** Start of DATASET CONTENT **
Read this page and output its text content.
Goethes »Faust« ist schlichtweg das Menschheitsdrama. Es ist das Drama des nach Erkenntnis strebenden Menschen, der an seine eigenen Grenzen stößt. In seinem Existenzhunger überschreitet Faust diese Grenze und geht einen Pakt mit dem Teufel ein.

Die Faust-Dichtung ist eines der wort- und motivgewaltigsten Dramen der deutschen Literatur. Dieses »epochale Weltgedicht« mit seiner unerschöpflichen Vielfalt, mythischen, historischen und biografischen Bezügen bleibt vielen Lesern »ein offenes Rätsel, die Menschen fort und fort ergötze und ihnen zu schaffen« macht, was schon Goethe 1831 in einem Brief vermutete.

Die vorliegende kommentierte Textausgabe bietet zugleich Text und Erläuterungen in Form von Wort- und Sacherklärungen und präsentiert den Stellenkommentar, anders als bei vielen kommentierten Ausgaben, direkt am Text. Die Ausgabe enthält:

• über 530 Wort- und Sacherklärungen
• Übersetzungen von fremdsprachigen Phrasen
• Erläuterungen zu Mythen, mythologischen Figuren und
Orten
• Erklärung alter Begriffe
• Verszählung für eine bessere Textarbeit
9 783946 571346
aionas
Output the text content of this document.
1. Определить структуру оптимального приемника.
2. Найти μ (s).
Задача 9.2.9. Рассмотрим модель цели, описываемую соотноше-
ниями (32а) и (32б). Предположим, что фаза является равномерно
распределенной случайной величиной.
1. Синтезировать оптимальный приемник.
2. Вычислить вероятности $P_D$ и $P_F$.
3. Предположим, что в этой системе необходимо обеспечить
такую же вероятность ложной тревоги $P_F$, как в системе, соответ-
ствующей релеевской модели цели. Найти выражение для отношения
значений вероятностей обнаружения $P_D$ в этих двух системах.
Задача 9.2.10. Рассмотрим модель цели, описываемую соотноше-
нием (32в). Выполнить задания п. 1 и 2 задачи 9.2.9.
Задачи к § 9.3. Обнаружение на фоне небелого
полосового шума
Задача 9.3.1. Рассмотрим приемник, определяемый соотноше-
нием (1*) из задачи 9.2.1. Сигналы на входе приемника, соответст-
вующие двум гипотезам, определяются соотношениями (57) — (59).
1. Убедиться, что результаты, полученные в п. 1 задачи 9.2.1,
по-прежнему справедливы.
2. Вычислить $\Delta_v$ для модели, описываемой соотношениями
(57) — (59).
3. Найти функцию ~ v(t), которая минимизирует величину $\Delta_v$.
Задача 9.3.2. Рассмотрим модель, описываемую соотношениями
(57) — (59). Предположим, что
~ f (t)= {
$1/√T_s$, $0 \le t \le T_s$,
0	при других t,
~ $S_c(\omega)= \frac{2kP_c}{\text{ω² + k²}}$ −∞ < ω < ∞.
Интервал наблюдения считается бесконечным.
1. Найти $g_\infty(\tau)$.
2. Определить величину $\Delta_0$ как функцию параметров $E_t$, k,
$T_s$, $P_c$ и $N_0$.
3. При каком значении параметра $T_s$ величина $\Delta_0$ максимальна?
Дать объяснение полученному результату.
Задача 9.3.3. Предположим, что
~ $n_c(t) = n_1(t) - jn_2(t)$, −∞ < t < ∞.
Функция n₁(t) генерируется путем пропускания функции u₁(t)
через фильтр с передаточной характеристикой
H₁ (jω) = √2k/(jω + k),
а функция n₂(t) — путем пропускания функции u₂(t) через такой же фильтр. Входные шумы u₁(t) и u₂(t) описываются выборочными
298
** End of DATASET CONTENT **
(EXERCISE BRIEF):
Retype the material in full. Each word must match.

(SOLUTION TO THIS EXERCISE):
Read this page and output its text content.
Goethes »Faust« ist schlichtweg das Menschheitsdrama. Es ist das Drama des nach Erkenntnis strebenden Menschen, der an seine eigenen Grenzen stößt. In seinem Existenzhunger überschreitet Faust diese Grenze und geht einen Pakt mit dem Teufel ein.

Die Faust-Dichtung ist eines der wort- und motivgewaltigsten Dramen der deutschen Literatur. Dieses »epochale Weltgedicht« mit seiner unerschöpflichen Vielfalt, mythischen, historischen und biografischen Bezügen bleibt vielen Lesern »ein offenes Rätsel, die Menschen fort und fort ergötze und ihnen zu schaffen« macht, was schon Goethe 1831 in einem Brief vermutete.

Die vorliegende kommentierte Textausgabe bietet zugleich Text und Erläuterungen in Form von Wort- und Sacherklärungen und präsentiert den Stellenkommentar, anders als bei vielen kommentierten Ausgaben, direkt am Text. Die Ausgabe enthält:

• über 530 Wort- und Sacherklärungen
• Übersetzungen von fremdsprachigen Phrasen
• Erläuterungen zu Mythen, mythologischen Figuren und
Orten
• Erklärung alter Begriffe
• Verszählung für eine bessere Textarbeit
9 783946 571346
aionas
Output the text content of this document.
1. Определить структуру оптимального приемника.
2. Найти μ (s).
Задача 9.2.9. Рассмотрим модель цели, описываемую соотноше-
ниями (32а) и (32б). Предположим, что фаза является равномерно
распределенной случайной величиной.
1. Синтезировать оптимальный приемник.
2. Вычислить вероятности $P_D$ и $P_F$.
3. Предположим, что в этой системе необходимо обеспечить
такую же вероятность ложной тревоги $P_F$, как в системе, соответ-
ствующей релеевской модели цели. Найти выражение для отношения
значений вероятностей обнаружения $P_D$ в этих двух системах.
Задача 9.2.10. Рассмотрим модель цели, описываемую соотноше-
нием (32в). Выполнить задания п. 1 и 2 задачи 9.2.9.
Задачи к § 9.3. Обнаружение на фоне небелого
полосового шума
Задача 9.3.1. Рассмотрим приемник, определяемый соотноше-
нием (1*) из задачи 9.2.1. Сигналы на входе приемника, соответст-
вующие двум гипотезам, определяются соотношениями (57) — (59).
1. Убедиться, что результаты, полученные в п. 1 задачи 9.2.1,
по-прежнему справедливы.
2. Вычислить $\Delta_v$ для модели, описываемой соотношениями
(57) — (59).
3. Найти функцию ~ v(t), которая минимизирует величину $\Delta_v$.
Задача 9.3.2. Рассмотрим модель, описываемую соотношениями
(57) — (59). Предположим, что
~ f (t)= {
$1/√T_s$, $0 \le t \le T_s$,
0	при других t,
~ $S_c(\omega)= \frac{2kP_c}{\text{ω² + k²}}$ −∞ < ω < ∞.
Интервал наблюдения считается бесконечным.
1. Найти $g_\infty(\tau)$.
2. Определить величину $\Delta_0$ как функцию параметров $E_t$, k,
$T_s$, $P_c$ и $N_0$.
3. При каком значении параметра $T_s$ величина $\Delta_0$ максимальна?
Дать объяснение полученному результату.
Задача 9.3.3. Предположим, что
~ $n_c(t) = n_1(t) - jn_2(t)$, −∞ < t < ∞.
Функция n₁(t) генерируется путем пропускания функции u₁(t)
через фильтр с передаточной характеристикой
H₁ (jω) = √2k/(jω + k),
а функция n₂(t) — путем пропускания функции u₂(t) через такой же фильтр. Входные шумы u₁(t) и u₂(t) описываются выборочными
298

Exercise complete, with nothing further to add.